YOUR OBJECTIVE:
Transcribe each line of the material as it is, and drop any picture.

%%

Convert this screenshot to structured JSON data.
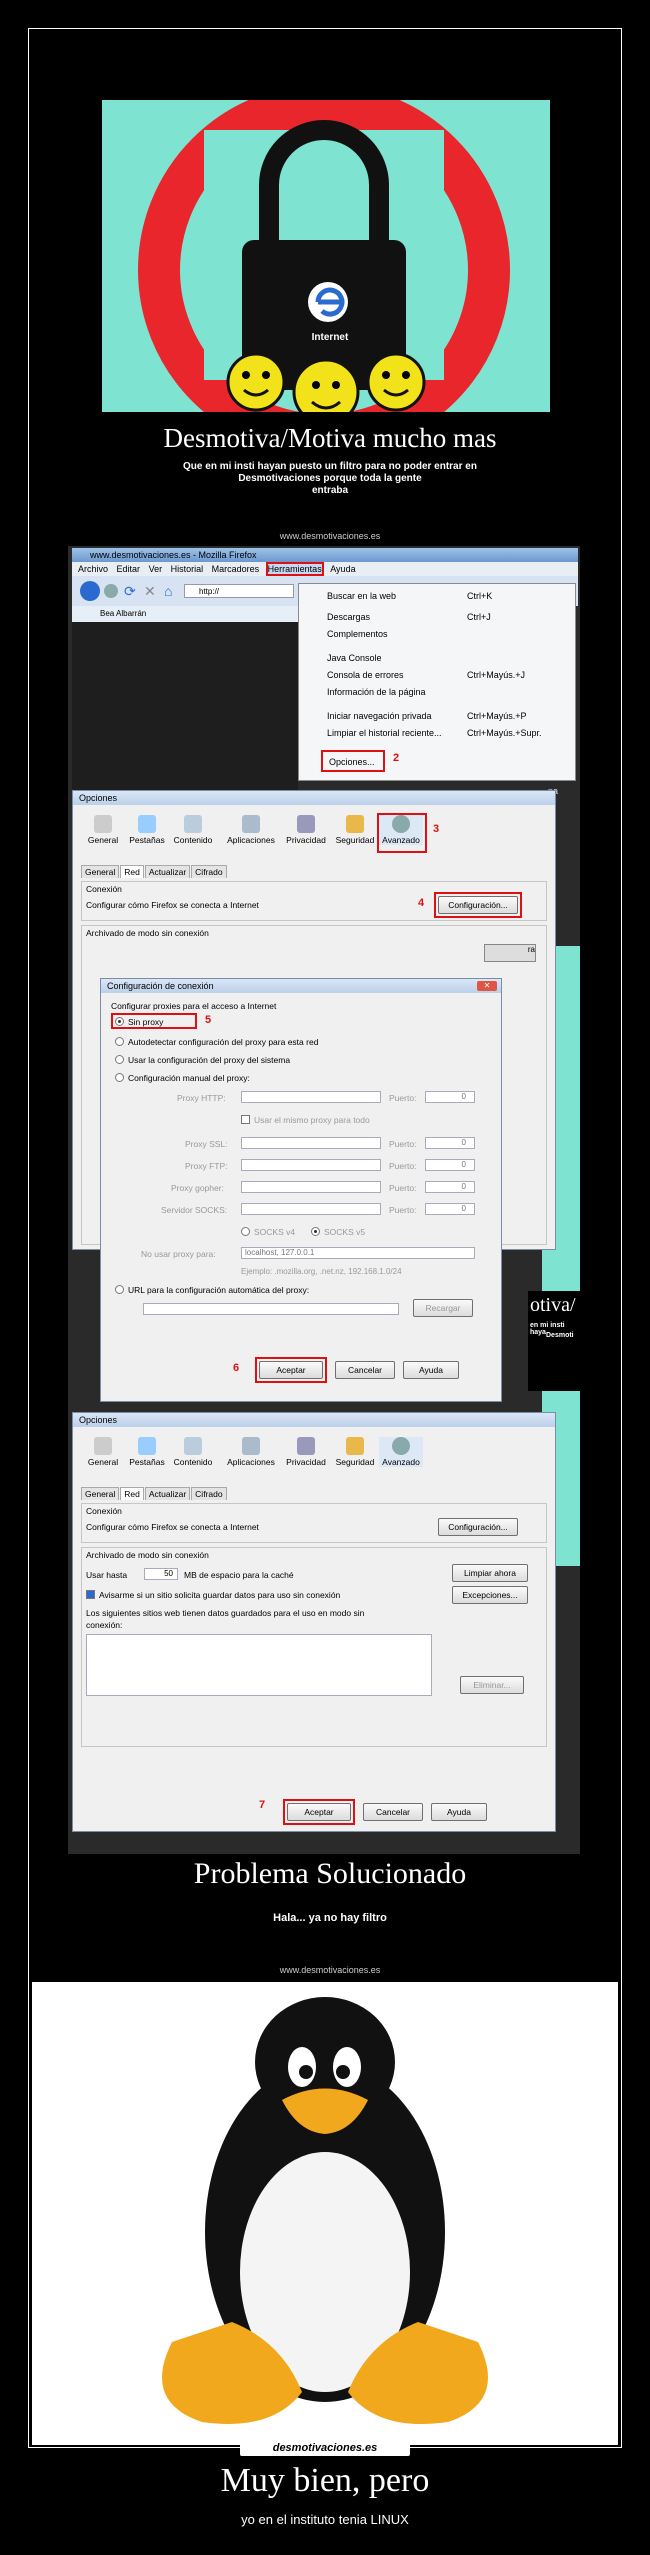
{
  "poster1": {
    "icon_label": "Internet",
    "title": "Desmotiva/Motiva mucho mas",
    "subtitle_line1": "Que en mi insti hayan puesto un filtro para no poder entrar en",
    "subtitle_line2": "Desmotivaciones porque toda la gente",
    "subtitle_line3": "entraba",
    "site": "www.desmotivaciones.es"
  },
  "firefox": {
    "title": "www.desmotivaciones.es - Mozilla Firefox",
    "menu": [
      "Archivo",
      "Editar",
      "Ver",
      "Historial",
      "Marcadores",
      "Herramientas",
      "Ayuda"
    ],
    "url": "http://",
    "tab": "Bea Albarrán",
    "dropdown": [
      {
        "label": "Buscar en la web",
        "key": "Ctrl+K"
      },
      {
        "label": "Descargas",
        "key": "Ctrl+J"
      },
      {
        "label": "Complementos",
        "key": ""
      },
      {
        "label": "Java Console",
        "key": ""
      },
      {
        "label": "Consola de errores",
        "key": "Ctrl+Mayús.+J"
      },
      {
        "label": "Información de la página",
        "key": ""
      },
      {
        "label": "Iniciar navegación privada",
        "key": "Ctrl+Mayús.+P"
      },
      {
        "label": "Limpiar el historial reciente...",
        "key": "Ctrl+Mayús.+Supr."
      },
      {
        "label": "Opciones...",
        "key": ""
      }
    ],
    "step2": "2"
  },
  "options": {
    "title": "Opciones",
    "toolbar": [
      "General",
      "Pestañas",
      "Contenido",
      "Aplicaciones",
      "Privacidad",
      "Seguridad",
      "Avanzado"
    ],
    "subtabs": [
      "General",
      "Red",
      "Actualizar",
      "Cifrado"
    ],
    "conexion_heading": "Conexión",
    "conexion_text": "Configurar cómo Firefox se conecta a Internet",
    "config_button": "Configuración...",
    "offline_heading": "Archivado de modo sin conexión",
    "step3": "3",
    "step4": "4"
  },
  "conn": {
    "title": "Configuración de conexión",
    "heading": "Configurar proxies para el acceso a Internet",
    "opt_none": "Sin proxy",
    "opt_auto": "Autodetectar configuración del proxy para esta red",
    "opt_system": "Usar la configuración del proxy del sistema",
    "opt_manual": "Configuración manual del proxy:",
    "http": "Proxy HTTP:",
    "same": "Usar el mismo proxy para todo",
    "ssl": "Proxy SSL:",
    "ftp": "Proxy FTP:",
    "gopher": "Proxy gopher:",
    "socks": "Servidor SOCKS:",
    "port": "Puerto:",
    "port_val": "0",
    "socks4": "SOCKS v4",
    "socks5": "SOCKS v5",
    "noproxy_label": "No usar proxy para:",
    "noproxy_value": "localhost, 127.0.0.1",
    "example": "Ejemplo: .mozilla.org, .net.nz, 192.168.1.0/24",
    "auto_url": "URL para la configuración automática del proxy:",
    "reload": "Recargar",
    "accept": "Aceptar",
    "cancel": "Cancelar",
    "help": "Ayuda",
    "step5": "5",
    "step6": "6"
  },
  "options2": {
    "title": "Opciones",
    "conexion_heading": "Conexión",
    "conexion_text": "Configurar cómo Firefox se conecta a Internet",
    "config_button": "Configuración...",
    "offline_heading": "Archivado de modo sin conexión",
    "use_up_to": "Usar hasta",
    "mb_value": "50",
    "mb_text": "MB de espacio para la caché",
    "clear_now": "Limpiar ahora",
    "notify": "Avisarme si un sitio solicita guardar datos para uso sin conexión",
    "exceptions": "Excepciones...",
    "stored_line1": "Los siguientes sitios web tienen datos guardados para el uso en modo sin",
    "stored_line2": "conexión:",
    "remove": "Eliminar...",
    "accept": "Aceptar",
    "cancel": "Cancelar",
    "help": "Ayuda",
    "step7": "7"
  },
  "poster2": {
    "title": "Problema Solucionado",
    "subtitle": "Hala... ya no hay filtro",
    "site": "www.desmotivaciones.es"
  },
  "footer": {
    "logo": "desmotivaciones.es",
    "title": "Muy bien, pero",
    "subtitle": "yo en el instituto tenia LINUX"
  },
  "colors": {
    "accent_red": "#dd1111",
    "poster_teal": "#7fe3d2",
    "at_red": "#e8262b"
  },
  "side_fragments": {
    "ra": "ra",
    "na": "na",
    "otiva": "otiva/",
    "insti": "en mi insti haya",
    "desmot": "Desmoti"
  }
}
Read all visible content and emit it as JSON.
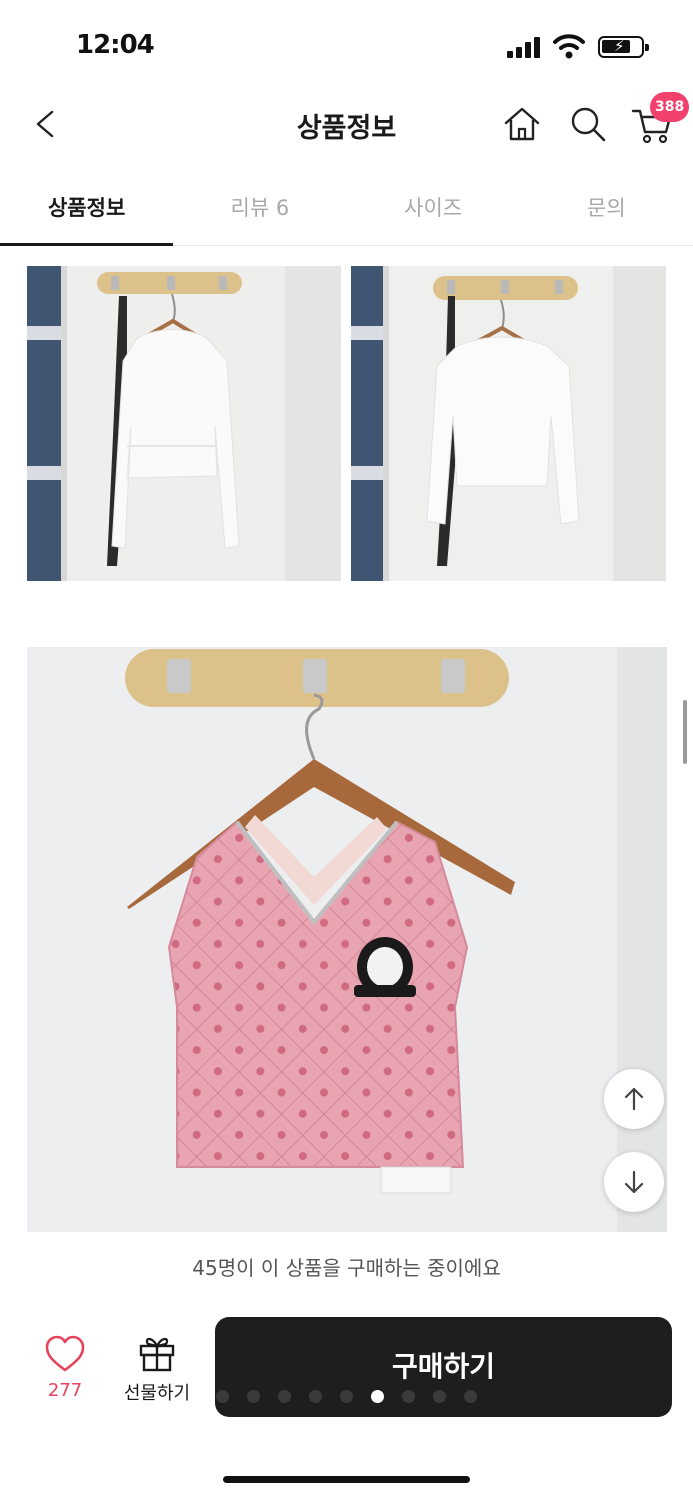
{
  "status_bar": {
    "time": "12:04"
  },
  "header": {
    "title": "상품정보",
    "icons": [
      "back-arrow-icon",
      "home-icon",
      "search-icon",
      "cart-icon"
    ],
    "cart_badge": "388"
  },
  "tabs": [
    {
      "label": "상품정보",
      "active": true
    },
    {
      "label": "리뷰 6",
      "active": false
    },
    {
      "label": "사이즈",
      "active": false
    },
    {
      "label": "문의",
      "active": false
    }
  ],
  "photos": [
    "white-cropped-shirt-with-tie-front-photo",
    "white-cropped-shirt-with-tie-back-photo",
    "pink-bow-print-crop-vest-photo"
  ],
  "bottom": {
    "purchase_notice": "45명이 이 상품을 구매하는 중이에요",
    "like_count": "277",
    "gift_label": "선물하기",
    "buy_label": "구매하기",
    "carousel_dots": 9,
    "carousel_active_index": 5
  },
  "colors": {
    "accent_pink": "#f1416c",
    "like_red": "#e8435d",
    "buy_button": "#1e1e1e"
  }
}
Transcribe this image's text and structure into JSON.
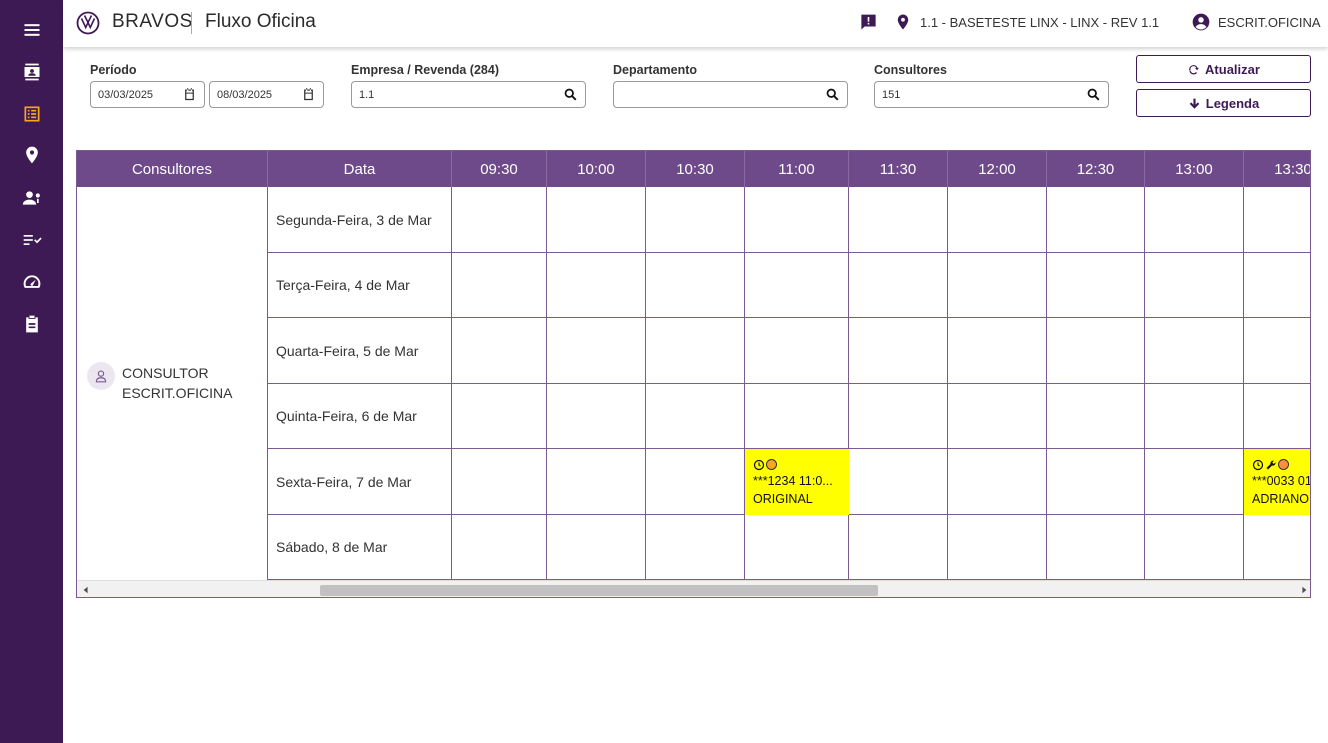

%%

THE REPLY:
Convert this screenshot to structured JSON data.
{
  "poster1": {
    "icon_label": "Internet",
    "title": "Desmotiva/Motiva mucho mas",
    "subtitle_line1": "Que en mi insti hayan puesto un filtro para no poder entrar en",
    "subtitle_line2": "Desmotivaciones porque toda la gente",
    "subtitle_line3": "entraba",
    "site": "www.desmotivaciones.es"
  },
  "firefox": {
    "title": "www.desmotivaciones.es - Mozilla Firefox",
    "menu": [
      "Archivo",
      "Editar",
      "Ver",
      "Historial",
      "Marcadores",
      "Herramientas",
      "Ayuda"
    ],
    "url": "http://",
    "tab": "Bea Albarrán",
    "dropdown": [
      {
        "label": "Buscar en la web",
        "key": "Ctrl+K"
      },
      {
        "label": "Descargas",
        "key": "Ctrl+J"
      },
      {
        "label": "Complementos",
        "key": ""
      },
      {
        "label": "Java Console",
        "key": ""
      },
      {
        "label": "Consola de errores",
        "key": "Ctrl+Mayús.+J"
      },
      {
        "label": "Información de la página",
        "key": ""
      },
      {
        "label": "Iniciar navegación privada",
        "key": "Ctrl+Mayús.+P"
      },
      {
        "label": "Limpiar el historial reciente...",
        "key": "Ctrl+Mayús.+Supr."
      },
      {
        "label": "Opciones...",
        "key": ""
      }
    ],
    "step2": "2"
  },
  "options": {
    "title": "Opciones",
    "toolbar": [
      "General",
      "Pestañas",
      "Contenido",
      "Aplicaciones",
      "Privacidad",
      "Seguridad",
      "Avanzado"
    ],
    "subtabs": [
      "General",
      "Red",
      "Actualizar",
      "Cifrado"
    ],
    "conexion_heading": "Conexión",
    "conexion_text": "Configurar cómo Firefox se conecta a Internet",
    "config_button": "Configuración...",
    "offline_heading": "Archivado de modo sin conexión",
    "step3": "3",
    "step4": "4"
  },
  "conn": {
    "title": "Configuración de conexión",
    "heading": "Configurar proxies para el acceso a Internet",
    "opt_none": "Sin proxy",
    "opt_auto": "Autodetectar configuración del proxy para esta red",
    "opt_system": "Usar la configuración del proxy del sistema",
    "opt_manual": "Configuración manual del proxy:",
    "http": "Proxy HTTP:",
    "same": "Usar el mismo proxy para todo",
    "ssl": "Proxy SSL:",
    "ftp": "Proxy FTP:",
    "gopher": "Proxy gopher:",
    "socks": "Servidor SOCKS:",
    "port": "Puerto:",
    "port_val": "0",
    "socks4": "SOCKS v4",
    "socks5": "SOCKS v5",
    "noproxy_label": "No usar proxy para:",
    "noproxy_value": "localhost, 127.0.0.1",
    "example": "Ejemplo: .mozilla.org, .net.nz, 192.168.1.0/24",
    "auto_url": "URL para la configuración automática del proxy:",
    "reload": "Recargar",
    "accept": "Aceptar",
    "cancel": "Cancelar",
    "help": "Ayuda",
    "step5": "5",
    "step6": "6"
  },
  "options2": {
    "title": "Opciones",
    "conexion_heading": "Conexión",
    "conexion_text": "Configurar cómo Firefox se conecta a Internet",
    "config_button": "Configuración...",
    "offline_heading": "Archivado de modo sin conexión",
    "use_up_to": "Usar hasta",
    "mb_value": "50",
    "mb_text": "MB de espacio para la caché",
    "clear_now": "Limpiar ahora",
    "notify": "Avisarme si un sitio solicita guardar datos para uso sin conexión",
    "exceptions": "Excepciones...",
    "stored_line1": "Los siguientes sitios web tienen datos guardados para el uso en modo sin",
    "stored_line2": "conexión:",
    "remove": "Eliminar...",
    "accept": "Aceptar",
    "cancel": "Cancelar",
    "help": "Ayuda",
    "step7": "7"
  },
  "poster2": {
    "title": "Problema Solucionado",
    "subtitle": "Hala... ya no hay filtro",
    "site": "www.desmotivaciones.es"
  },
  "footer": {
    "logo": "desmotivaciones.es",
    "title": "Muy bien, pero",
    "subtitle": "yo en el instituto tenia LINUX"
  },
  "colors": {
    "accent_red": "#dd1111",
    "poster_teal": "#7fe3d2",
    "at_red": "#e8262b"
  },
  "side_fragments": {
    "ra": "ra",
    "na": "na",
    "otiva": "otiva/",
    "insti": "en mi insti haya",
    "desmot": "Desmoti"
  }
}
Read all visible content and emit it as JSON.
{
  "status_bar": {
    "time": "12:04"
  },
  "header": {
    "title": "상품정보",
    "icons": [
      "back-arrow-icon",
      "home-icon",
      "search-icon",
      "cart-icon"
    ],
    "cart_badge": "388"
  },
  "tabs": [
    {
      "label": "상품정보",
      "active": true
    },
    {
      "label": "리뷰 6",
      "active": false
    },
    {
      "label": "사이즈",
      "active": false
    },
    {
      "label": "문의",
      "active": false
    }
  ],
  "photos": [
    "white-cropped-shirt-with-tie-front-photo",
    "white-cropped-shirt-with-tie-back-photo",
    "pink-bow-print-crop-vest-photo"
  ],
  "bottom": {
    "purchase_notice": "45명이 이 상품을 구매하는 중이에요",
    "like_count": "277",
    "gift_label": "선물하기",
    "buy_label": "구매하기",
    "carousel_dots": 9,
    "carousel_active_index": 5
  },
  "colors": {
    "accent_pink": "#f1416c",
    "like_red": "#e8435d",
    "buy_button": "#1e1e1e"
  }
}
Transcribe this image's text and structure into JSON.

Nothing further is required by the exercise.